▶ [Exercise directions]:
Scan the data below for the string "from". Copy every line where it appears.

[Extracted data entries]
□ □ □ □ □ □ □

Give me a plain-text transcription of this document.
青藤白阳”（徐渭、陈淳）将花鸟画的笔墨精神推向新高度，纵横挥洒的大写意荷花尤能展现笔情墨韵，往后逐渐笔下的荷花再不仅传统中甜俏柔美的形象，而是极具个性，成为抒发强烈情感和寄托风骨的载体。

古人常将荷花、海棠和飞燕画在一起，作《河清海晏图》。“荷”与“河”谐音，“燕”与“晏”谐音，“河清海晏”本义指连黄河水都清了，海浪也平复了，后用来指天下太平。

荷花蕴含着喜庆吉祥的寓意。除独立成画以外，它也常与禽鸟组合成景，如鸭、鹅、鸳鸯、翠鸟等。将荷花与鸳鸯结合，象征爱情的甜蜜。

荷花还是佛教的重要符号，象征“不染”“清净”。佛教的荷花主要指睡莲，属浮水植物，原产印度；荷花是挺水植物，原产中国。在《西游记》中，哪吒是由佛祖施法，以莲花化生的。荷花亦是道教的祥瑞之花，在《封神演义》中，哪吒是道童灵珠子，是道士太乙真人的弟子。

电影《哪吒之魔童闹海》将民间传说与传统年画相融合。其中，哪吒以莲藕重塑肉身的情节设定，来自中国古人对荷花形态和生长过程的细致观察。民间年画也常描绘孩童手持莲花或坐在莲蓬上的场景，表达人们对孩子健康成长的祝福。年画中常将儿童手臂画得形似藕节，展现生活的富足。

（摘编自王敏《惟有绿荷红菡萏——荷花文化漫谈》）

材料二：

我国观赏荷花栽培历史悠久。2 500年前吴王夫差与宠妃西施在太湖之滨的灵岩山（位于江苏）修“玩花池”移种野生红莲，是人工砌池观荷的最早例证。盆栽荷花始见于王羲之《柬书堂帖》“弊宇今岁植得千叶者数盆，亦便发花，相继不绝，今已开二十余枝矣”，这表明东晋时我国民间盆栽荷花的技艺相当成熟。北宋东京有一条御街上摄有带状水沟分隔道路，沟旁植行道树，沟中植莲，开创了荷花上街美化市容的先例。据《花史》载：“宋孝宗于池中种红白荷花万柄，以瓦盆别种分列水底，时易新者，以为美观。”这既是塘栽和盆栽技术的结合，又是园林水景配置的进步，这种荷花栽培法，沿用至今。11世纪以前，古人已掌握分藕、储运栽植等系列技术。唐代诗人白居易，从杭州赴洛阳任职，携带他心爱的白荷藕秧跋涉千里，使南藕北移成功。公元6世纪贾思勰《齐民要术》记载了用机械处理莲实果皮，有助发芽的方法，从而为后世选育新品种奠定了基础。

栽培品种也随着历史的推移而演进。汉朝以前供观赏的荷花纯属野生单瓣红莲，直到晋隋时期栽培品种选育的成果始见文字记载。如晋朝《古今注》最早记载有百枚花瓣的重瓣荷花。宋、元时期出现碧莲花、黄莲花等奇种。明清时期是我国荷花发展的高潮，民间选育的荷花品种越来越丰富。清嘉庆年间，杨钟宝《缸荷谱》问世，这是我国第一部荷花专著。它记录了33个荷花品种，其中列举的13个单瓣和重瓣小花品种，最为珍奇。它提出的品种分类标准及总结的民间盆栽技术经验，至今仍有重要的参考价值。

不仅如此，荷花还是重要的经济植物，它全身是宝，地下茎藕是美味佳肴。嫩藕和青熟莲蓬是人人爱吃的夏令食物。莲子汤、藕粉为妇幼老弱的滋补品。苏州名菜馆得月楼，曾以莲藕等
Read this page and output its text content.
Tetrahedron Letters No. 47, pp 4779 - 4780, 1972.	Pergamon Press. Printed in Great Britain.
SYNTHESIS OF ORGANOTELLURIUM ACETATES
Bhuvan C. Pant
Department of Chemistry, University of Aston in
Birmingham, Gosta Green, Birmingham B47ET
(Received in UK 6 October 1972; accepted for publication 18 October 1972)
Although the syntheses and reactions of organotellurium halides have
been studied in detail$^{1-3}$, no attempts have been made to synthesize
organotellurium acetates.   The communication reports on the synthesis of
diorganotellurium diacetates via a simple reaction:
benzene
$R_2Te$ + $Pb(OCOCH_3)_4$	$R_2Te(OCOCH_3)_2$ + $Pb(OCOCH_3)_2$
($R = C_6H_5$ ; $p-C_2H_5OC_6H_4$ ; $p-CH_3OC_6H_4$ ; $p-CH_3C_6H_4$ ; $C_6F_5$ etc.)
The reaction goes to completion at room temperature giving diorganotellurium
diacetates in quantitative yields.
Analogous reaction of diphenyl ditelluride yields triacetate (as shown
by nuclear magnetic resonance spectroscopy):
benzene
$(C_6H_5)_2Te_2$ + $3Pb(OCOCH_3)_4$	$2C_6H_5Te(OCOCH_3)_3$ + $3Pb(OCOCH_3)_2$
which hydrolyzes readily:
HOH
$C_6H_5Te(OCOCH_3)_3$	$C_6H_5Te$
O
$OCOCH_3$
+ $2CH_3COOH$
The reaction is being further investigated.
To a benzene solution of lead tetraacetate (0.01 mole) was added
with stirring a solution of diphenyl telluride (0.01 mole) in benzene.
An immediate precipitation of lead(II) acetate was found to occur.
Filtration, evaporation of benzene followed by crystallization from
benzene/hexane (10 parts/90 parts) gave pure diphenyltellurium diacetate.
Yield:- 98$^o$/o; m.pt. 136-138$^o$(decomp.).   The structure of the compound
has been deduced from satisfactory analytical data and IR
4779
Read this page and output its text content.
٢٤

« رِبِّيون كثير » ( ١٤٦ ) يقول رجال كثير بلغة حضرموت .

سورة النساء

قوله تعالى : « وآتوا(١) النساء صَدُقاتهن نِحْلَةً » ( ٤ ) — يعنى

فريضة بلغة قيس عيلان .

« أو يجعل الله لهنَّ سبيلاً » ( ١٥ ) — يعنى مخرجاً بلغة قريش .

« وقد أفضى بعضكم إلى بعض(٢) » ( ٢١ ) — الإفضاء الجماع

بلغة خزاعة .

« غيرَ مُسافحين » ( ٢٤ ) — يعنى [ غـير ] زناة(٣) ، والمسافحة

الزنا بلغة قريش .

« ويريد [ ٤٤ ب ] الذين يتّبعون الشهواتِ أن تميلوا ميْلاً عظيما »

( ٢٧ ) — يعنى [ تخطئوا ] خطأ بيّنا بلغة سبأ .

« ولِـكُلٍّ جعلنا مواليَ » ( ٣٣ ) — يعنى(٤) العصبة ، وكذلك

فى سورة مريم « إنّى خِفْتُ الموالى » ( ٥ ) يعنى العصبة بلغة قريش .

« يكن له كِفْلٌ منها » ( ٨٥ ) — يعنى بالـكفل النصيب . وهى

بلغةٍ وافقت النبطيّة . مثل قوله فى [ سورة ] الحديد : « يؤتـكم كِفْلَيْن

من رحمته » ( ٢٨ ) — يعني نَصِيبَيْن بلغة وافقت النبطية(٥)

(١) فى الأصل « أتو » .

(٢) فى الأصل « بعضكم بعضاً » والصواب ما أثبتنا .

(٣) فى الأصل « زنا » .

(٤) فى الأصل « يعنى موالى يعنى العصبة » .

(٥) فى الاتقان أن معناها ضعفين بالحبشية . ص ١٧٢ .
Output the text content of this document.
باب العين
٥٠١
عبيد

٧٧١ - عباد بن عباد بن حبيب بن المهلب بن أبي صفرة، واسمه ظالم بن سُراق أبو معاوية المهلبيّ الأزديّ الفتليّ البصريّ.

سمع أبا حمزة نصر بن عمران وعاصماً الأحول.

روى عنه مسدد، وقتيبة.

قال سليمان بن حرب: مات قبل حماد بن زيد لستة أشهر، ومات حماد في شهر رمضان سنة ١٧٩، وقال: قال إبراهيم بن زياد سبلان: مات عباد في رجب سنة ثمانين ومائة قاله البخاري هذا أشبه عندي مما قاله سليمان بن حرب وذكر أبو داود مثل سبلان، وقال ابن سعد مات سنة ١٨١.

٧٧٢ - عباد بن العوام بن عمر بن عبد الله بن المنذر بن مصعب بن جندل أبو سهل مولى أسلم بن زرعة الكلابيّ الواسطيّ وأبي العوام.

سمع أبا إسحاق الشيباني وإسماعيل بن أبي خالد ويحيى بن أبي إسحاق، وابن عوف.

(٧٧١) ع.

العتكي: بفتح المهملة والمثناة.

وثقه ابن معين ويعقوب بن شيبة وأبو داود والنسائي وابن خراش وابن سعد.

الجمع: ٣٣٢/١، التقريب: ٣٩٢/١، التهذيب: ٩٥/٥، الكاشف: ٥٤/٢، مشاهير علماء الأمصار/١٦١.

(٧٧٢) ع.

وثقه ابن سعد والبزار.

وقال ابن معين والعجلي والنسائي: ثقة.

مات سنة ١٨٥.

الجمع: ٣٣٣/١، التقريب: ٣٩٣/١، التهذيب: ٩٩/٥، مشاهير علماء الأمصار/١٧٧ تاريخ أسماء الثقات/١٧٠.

□ □ □ □ □ □ □

▶ [Task result]:
Filtration, evaporation of benzene followed by crystallization from
has been deduced from satisfactory analytical data and IR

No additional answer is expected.